_PROBLEM STATEMENT_: Find the lines of data that contain the string "marker", then list them.

_TASK INPUTS_:
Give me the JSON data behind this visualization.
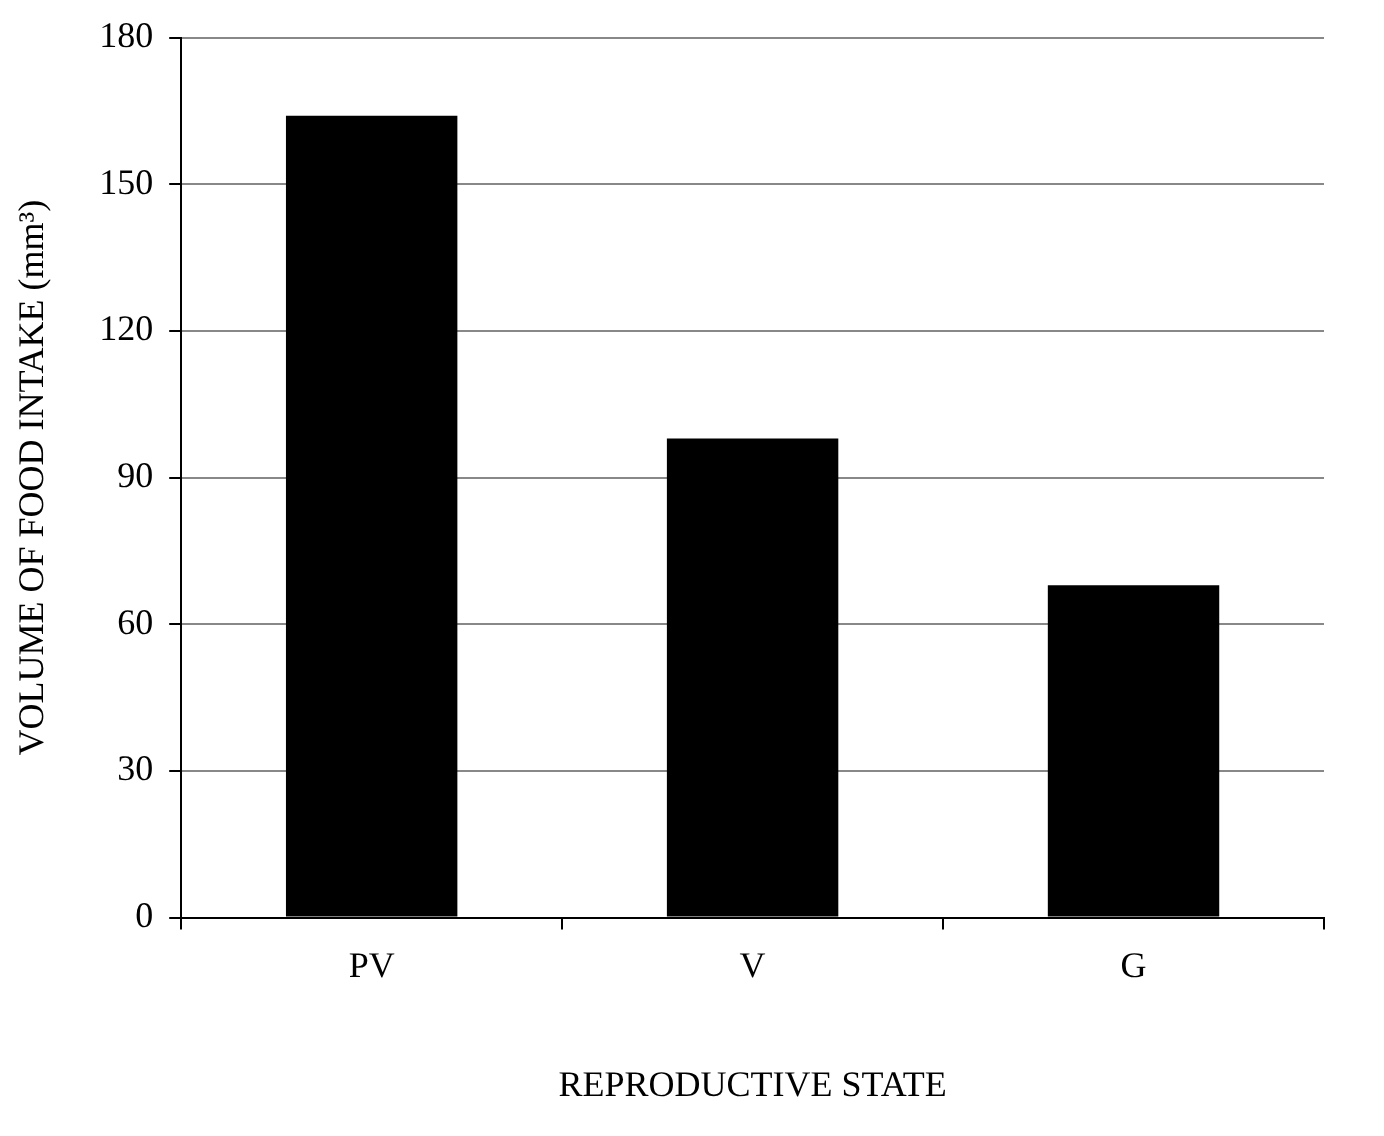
{
  "chart_data": {
    "type": "bar",
    "xlabel": "REPRODUCTIVE STATE",
    "ylabel": "VOLUME OF FOOD INTAKE (mm³)",
    "categories": [
      "PV",
      "V",
      "G"
    ],
    "values": [
      164,
      98,
      68
    ],
    "color": "#000000",
    "ylim": [
      0,
      180
    ],
    "yticks": [
      0,
      30,
      60,
      90,
      120,
      150,
      180
    ],
    "grid": "y"
  }
}
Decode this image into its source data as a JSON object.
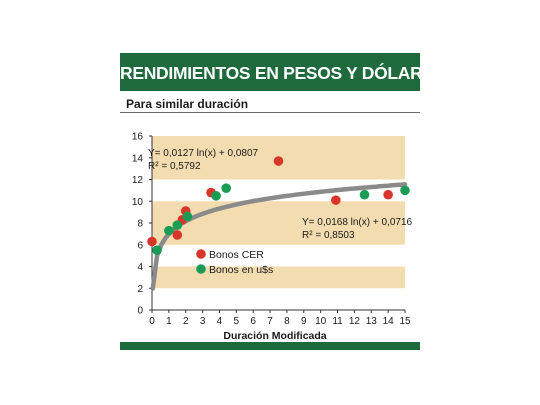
{
  "header": {
    "title": "RENDIMIENTOS EN PESOS Y DÓLARES",
    "subtitle": "Para similar duración"
  },
  "colors": {
    "brand_green": "#1e6a3c",
    "band": "#f3dcb0",
    "trend": "#8a8a8a",
    "cer": "#d9362b",
    "usd": "#1a9c55"
  },
  "chart_data": {
    "type": "scatter",
    "xlabel": "Duración Modificada",
    "ylabel": "",
    "xlim": [
      0,
      15
    ],
    "ylim": [
      0,
      16
    ],
    "x_ticks": [
      "0",
      "1",
      "2",
      "3",
      "4",
      "5",
      "6",
      "7",
      "8",
      "9",
      "10",
      "11",
      "12",
      "13",
      "14",
      "15"
    ],
    "y_ticks": [
      "0",
      "2",
      "4",
      "6",
      "8",
      "10",
      "12",
      "14",
      "16"
    ],
    "bands": [
      [
        2,
        4
      ],
      [
        6,
        10
      ],
      [
        12,
        16
      ]
    ],
    "series": [
      {
        "name": "Bonos CER",
        "color": "#d9362b",
        "points": [
          {
            "x": 0.0,
            "y": 6.3
          },
          {
            "x": 1.5,
            "y": 6.9
          },
          {
            "x": 1.8,
            "y": 8.3
          },
          {
            "x": 2.0,
            "y": 9.1
          },
          {
            "x": 3.5,
            "y": 10.8
          },
          {
            "x": 7.5,
            "y": 13.7
          },
          {
            "x": 10.9,
            "y": 10.1
          },
          {
            "x": 14.0,
            "y": 10.6
          }
        ]
      },
      {
        "name": "Bonos en u$s",
        "color": "#1a9c55",
        "points": [
          {
            "x": 0.3,
            "y": 5.5
          },
          {
            "x": 1.0,
            "y": 7.3
          },
          {
            "x": 1.5,
            "y": 7.8
          },
          {
            "x": 2.1,
            "y": 8.6
          },
          {
            "x": 3.8,
            "y": 10.5
          },
          {
            "x": 4.4,
            "y": 11.2
          },
          {
            "x": 12.6,
            "y": 10.6
          },
          {
            "x": 15.0,
            "y": 11.0
          }
        ]
      }
    ],
    "annotations": [
      {
        "line1": "Y= 0,0127 ln(x) + 0,0807",
        "line2": "R² = 0,5792"
      },
      {
        "line1": "Y= 0,0168 ln(x) + 0,0716",
        "line2": "R² = 0,8503"
      }
    ]
  }
}
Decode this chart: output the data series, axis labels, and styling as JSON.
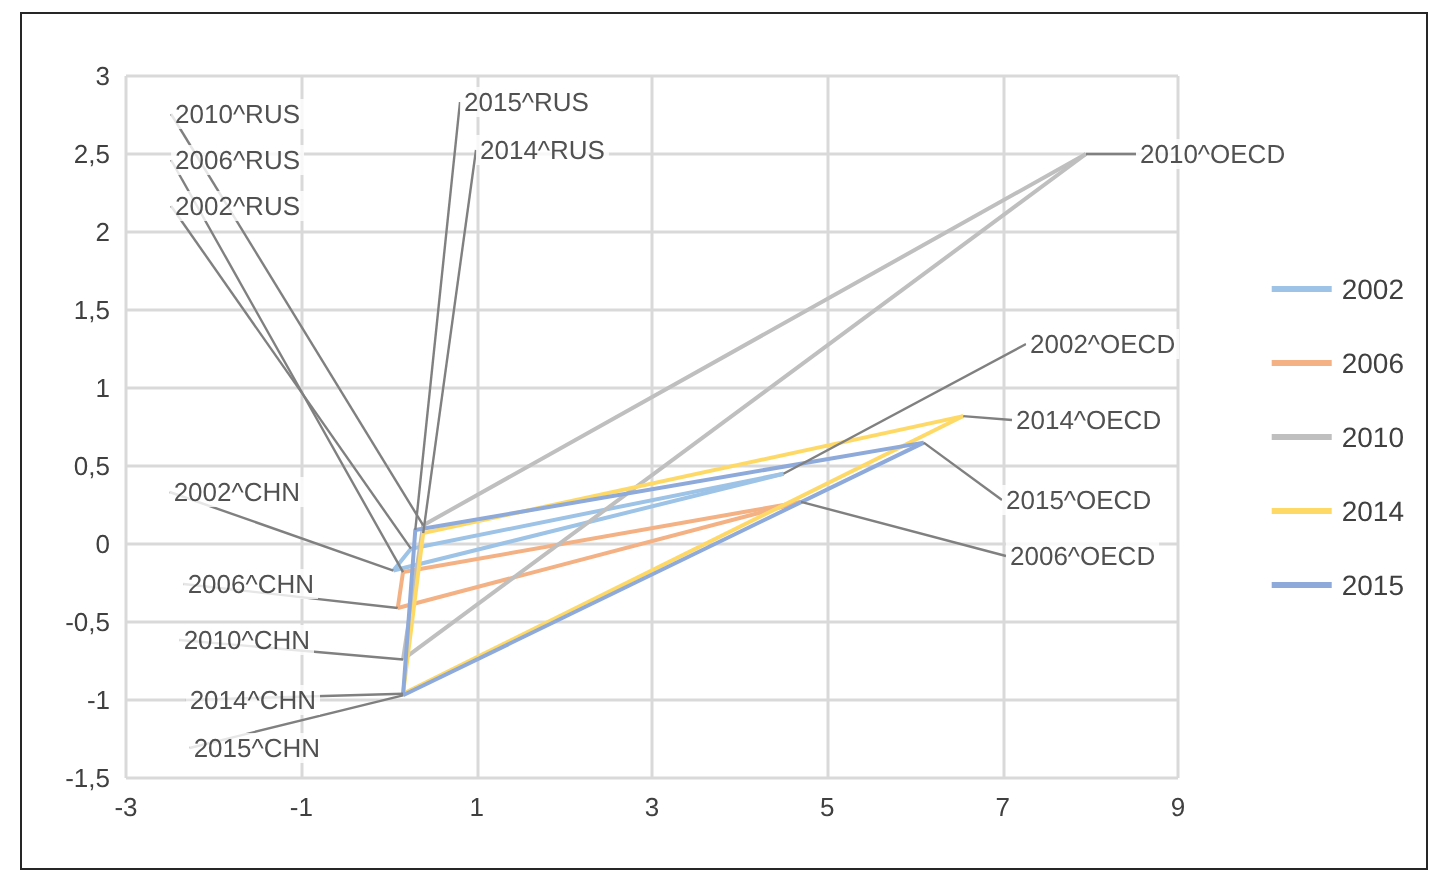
{
  "chart_data": {
    "type": "line",
    "marker": "none",
    "line_style": "solid",
    "grid": true,
    "legend": "right",
    "xlim": [
      -3,
      9
    ],
    "xticks": [
      -3,
      -1,
      1,
      3,
      5,
      7,
      9
    ],
    "ylim": [
      -1.5,
      3
    ],
    "yticks": [
      {
        "value": -1.5,
        "label": "-1,5"
      },
      -1,
      {
        "value": -0.5,
        "label": "-0,5"
      },
      0,
      {
        "value": 0.5,
        "label": "0,5"
      },
      1,
      {
        "value": 1.5,
        "label": "1,5"
      },
      2,
      {
        "value": 2.5,
        "label": "2,5"
      },
      3
    ],
    "series": [
      {
        "name": "2002",
        "color": "#9dc3e6",
        "x": [
          0.05,
          0.25,
          4.5
        ],
        "values": [
          -0.17,
          -0.03,
          0.45
        ]
      },
      {
        "color": "#9dc3e6",
        "x": [
          0.05,
          4.5
        ],
        "values": [
          -0.17,
          0.45
        ]
      },
      {
        "name": "2006",
        "color": "#f4b183",
        "x": [
          0.1,
          0.16,
          4.7
        ],
        "values": [
          -0.41,
          -0.18,
          0.27
        ]
      },
      {
        "color": "#f4b183",
        "x": [
          0.1,
          4.7
        ],
        "values": [
          -0.41,
          0.27
        ]
      },
      {
        "name": "2010",
        "color": "#bfbfbf",
        "x": [
          0.16,
          0.39,
          7.95
        ],
        "values": [
          -0.74,
          0.12,
          2.5
        ]
      },
      {
        "color": "#bfbfbf",
        "x": [
          0.16,
          7.95
        ],
        "values": [
          -0.74,
          2.5
        ]
      },
      {
        "name": "2014",
        "color": "#ffd966",
        "x": [
          0.16,
          0.39,
          6.55
        ],
        "values": [
          -0.96,
          0.07,
          0.82
        ]
      },
      {
        "color": "#ffd966",
        "x": [
          0.16,
          6.55
        ],
        "values": [
          -0.96,
          0.82
        ]
      },
      {
        "name": "2015",
        "color": "#8eaadb",
        "x": [
          0.16,
          0.3,
          6.1
        ],
        "values": [
          -0.97,
          0.09,
          0.65
        ]
      },
      {
        "color": "#8eaadb",
        "x": [
          0.16,
          6.1
        ],
        "values": [
          -0.97,
          0.65
        ]
      }
    ],
    "annotations": [
      {
        "text": "2010^RUS",
        "x": 0.39,
        "y": 0.12
      },
      {
        "text": "2006^RUS",
        "x": 0.16,
        "y": -0.18
      },
      {
        "text": "2002^RUS",
        "x": 0.25,
        "y": -0.03
      },
      {
        "text": "2015^RUS",
        "x": 0.3,
        "y": 0.09
      },
      {
        "text": "2014^RUS",
        "x": 0.39,
        "y": 0.07
      },
      {
        "text": "2010^OECD",
        "x": 7.95,
        "y": 2.5
      },
      {
        "text": "2002^OECD",
        "x": 4.5,
        "y": 0.45
      },
      {
        "text": "2014^OECD",
        "x": 6.55,
        "y": 0.82
      },
      {
        "text": "2015^OECD",
        "x": 6.1,
        "y": 0.65
      },
      {
        "text": "2006^OECD",
        "x": 4.7,
        "y": 0.27
      },
      {
        "text": "2002^CHN",
        "x": 0.05,
        "y": -0.17
      },
      {
        "text": "2006^CHN",
        "x": 0.1,
        "y": -0.41
      },
      {
        "text": "2010^CHN",
        "x": 0.16,
        "y": -0.74
      },
      {
        "text": "2014^CHN",
        "x": 0.16,
        "y": -0.96
      },
      {
        "text": "2015^CHN",
        "x": 0.16,
        "y": -0.97
      }
    ]
  }
}
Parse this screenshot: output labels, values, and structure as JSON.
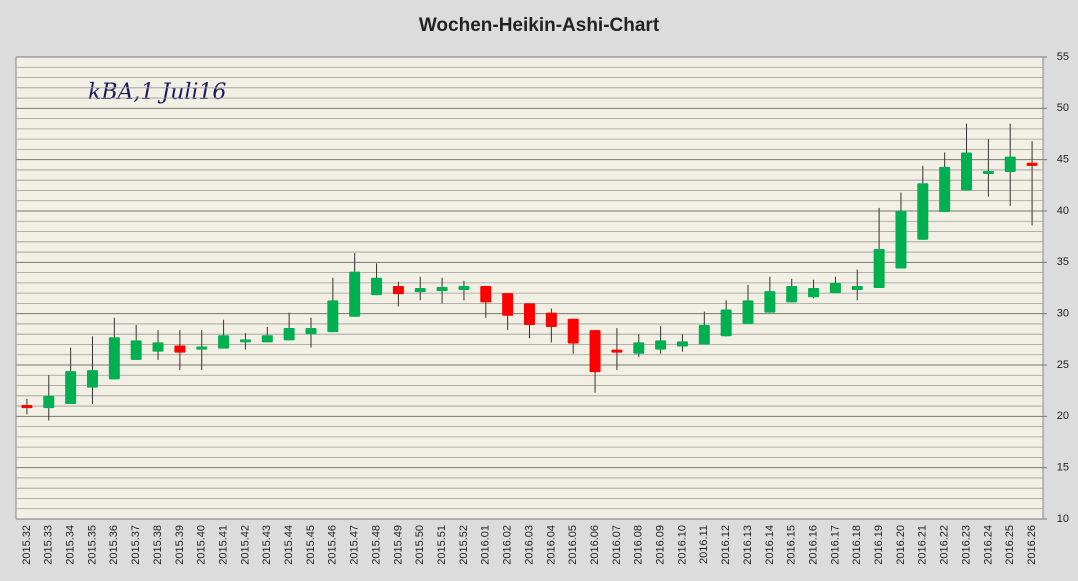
{
  "chart_data": {
    "type": "candlestick",
    "title": "Wochen-Heikin-Ashi-Chart",
    "annotation": "kBA,1 Juli16",
    "categories": [
      "2015.32",
      "2015.33",
      "2015.34",
      "2015.35",
      "2015.36",
      "2015.37",
      "2015.38",
      "2015.39",
      "2015.40",
      "2015.41",
      "2015.42",
      "2015.43",
      "2015.44",
      "2015.45",
      "2015.46",
      "2015.47",
      "2015.48",
      "2015.49",
      "2015.50",
      "2015.51",
      "2015.52",
      "2016.01",
      "2016.02",
      "2016.03",
      "2016.04",
      "2016.05",
      "2016.06",
      "2016.07",
      "2016.08",
      "2016.09",
      "2016.10",
      "2016.11",
      "2016.12",
      "2016.13",
      "2016.14",
      "2016.15",
      "2016.16",
      "2016.17",
      "2016.18",
      "2016.19",
      "2016.20",
      "2016.21",
      "2016.22",
      "2016.23",
      "2016.24",
      "2016.25",
      "2016.26"
    ],
    "open": [
      21.1,
      20.8,
      21.2,
      22.8,
      23.6,
      25.5,
      26.3,
      26.9,
      26.5,
      26.6,
      27.2,
      27.2,
      27.4,
      28.0,
      28.2,
      29.7,
      31.8,
      32.7,
      32.1,
      32.2,
      32.3,
      32.7,
      32.0,
      31.0,
      30.1,
      29.5,
      28.4,
      26.5,
      26.1,
      26.5,
      26.8,
      27.0,
      27.8,
      29.0,
      30.1,
      31.1,
      31.6,
      32.0,
      32.3,
      32.5,
      34.4,
      37.2,
      39.9,
      42.0,
      43.6,
      43.8,
      44.7
    ],
    "high": [
      21.7,
      24.0,
      26.7,
      27.8,
      29.6,
      28.9,
      28.4,
      28.4,
      28.4,
      29.4,
      28.1,
      28.7,
      30.1,
      29.6,
      33.5,
      35.9,
      34.9,
      33.1,
      33.6,
      33.5,
      33.2,
      32.7,
      32.0,
      31.0,
      30.5,
      29.5,
      28.4,
      28.6,
      28.0,
      28.8,
      28.0,
      30.2,
      31.3,
      32.8,
      33.6,
      33.4,
      33.3,
      33.6,
      34.3,
      40.3,
      41.8,
      44.4,
      45.7,
      48.5,
      47.0,
      48.5,
      46.8
    ],
    "low": [
      20.2,
      19.6,
      21.2,
      21.2,
      23.6,
      25.5,
      25.5,
      24.5,
      24.5,
      26.6,
      26.5,
      27.2,
      27.4,
      26.7,
      28.2,
      29.7,
      31.8,
      30.7,
      31.3,
      31.0,
      31.3,
      29.6,
      28.4,
      27.6,
      27.2,
      26.1,
      22.3,
      24.5,
      25.8,
      26.1,
      26.3,
      27.0,
      27.8,
      29.0,
      30.1,
      31.1,
      31.5,
      32.0,
      31.3,
      32.5,
      34.4,
      37.2,
      39.9,
      42.0,
      41.4,
      40.5,
      38.6
    ],
    "close": [
      20.8,
      22.0,
      24.4,
      24.5,
      27.7,
      27.4,
      27.2,
      26.2,
      26.8,
      27.9,
      27.5,
      27.9,
      28.6,
      28.6,
      31.3,
      34.1,
      33.5,
      31.9,
      32.5,
      32.6,
      32.7,
      31.1,
      29.8,
      28.9,
      28.7,
      27.1,
      24.3,
      26.2,
      27.2,
      27.4,
      27.3,
      28.9,
      30.4,
      31.3,
      32.2,
      32.7,
      32.5,
      33.0,
      32.7,
      36.3,
      40.0,
      42.7,
      44.3,
      45.7,
      43.9,
      45.3,
      44.4
    ],
    "up_color": "#00b050",
    "down_color": "#ff0000",
    "ylim": [
      10,
      55
    ],
    "yticks": [
      10,
      15,
      20,
      25,
      30,
      35,
      40,
      45,
      50,
      55
    ],
    "minor_yticks": [
      11,
      12,
      13,
      14,
      16,
      17,
      18,
      19,
      21,
      22,
      23,
      24,
      26,
      27,
      28,
      29,
      31,
      32,
      33,
      34,
      36,
      37,
      38,
      39,
      41,
      42,
      43,
      44,
      46,
      47,
      48,
      49,
      51,
      52,
      53,
      54
    ],
    "grid": true,
    "y_axis_side": "right"
  }
}
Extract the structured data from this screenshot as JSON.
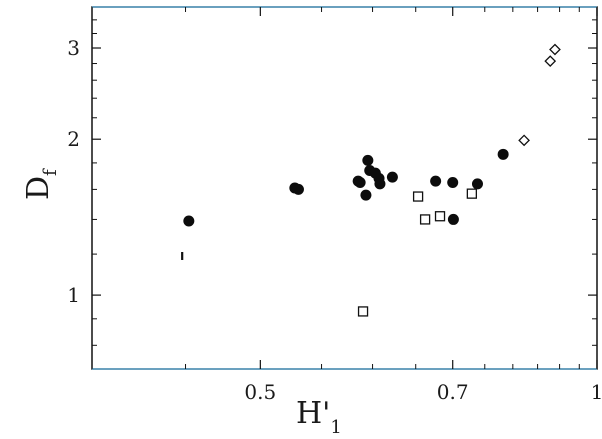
{
  "chart_data": {
    "type": "scatter",
    "xlabel": "H'",
    "xlabel_sub": "1",
    "ylabel": "D",
    "ylabel_sub": "f",
    "x_scale": "reciprocal",
    "y_scale": "log",
    "xlim": [
      0.4,
      1.0
    ],
    "ylim": [
      0.72,
      3.6
    ],
    "x_ticks": [
      0.5,
      0.7,
      1.0
    ],
    "x_tick_labels": [
      "0.5",
      "0.7",
      "1"
    ],
    "y_ticks": [
      1,
      2,
      3
    ],
    "y_tick_labels": [
      "1",
      "2",
      "3"
    ],
    "grid": false,
    "series": [
      {
        "marker": "filled-circle",
        "points": [
          [
            0.452,
            1.39
          ],
          [
            0.527,
            1.61
          ],
          [
            0.53,
            1.6
          ],
          [
            0.585,
            1.66
          ],
          [
            0.587,
            1.65
          ],
          [
            0.593,
            1.56
          ],
          [
            0.595,
            1.82
          ],
          [
            0.597,
            1.74
          ],
          [
            0.603,
            1.72
          ],
          [
            0.607,
            1.68
          ],
          [
            0.608,
            1.64
          ],
          [
            0.622,
            1.69
          ],
          [
            0.676,
            1.66
          ],
          [
            0.7,
            1.65
          ],
          [
            0.701,
            1.4
          ],
          [
            0.738,
            1.64
          ],
          [
            0.782,
            1.87
          ]
        ]
      },
      {
        "marker": "open-square",
        "points": [
          [
            0.59,
            0.93
          ],
          [
            0.653,
            1.55
          ],
          [
            0.662,
            1.4
          ],
          [
            0.682,
            1.42
          ],
          [
            0.729,
            1.57
          ]
        ]
      },
      {
        "marker": "open-diamond",
        "points": [
          [
            0.822,
            1.99
          ],
          [
            0.878,
            2.83
          ],
          [
            0.889,
            2.98
          ]
        ]
      },
      {
        "marker": "dash",
        "points": [
          [
            0.448,
            1.19
          ]
        ]
      }
    ]
  }
}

_RESULT FOR THIS EXERCISE_:
    "marker": "none",
        "marker": "filled-circle",
        "marker": "open-square",
        "marker": "open-diamond",
        "marker": "dash",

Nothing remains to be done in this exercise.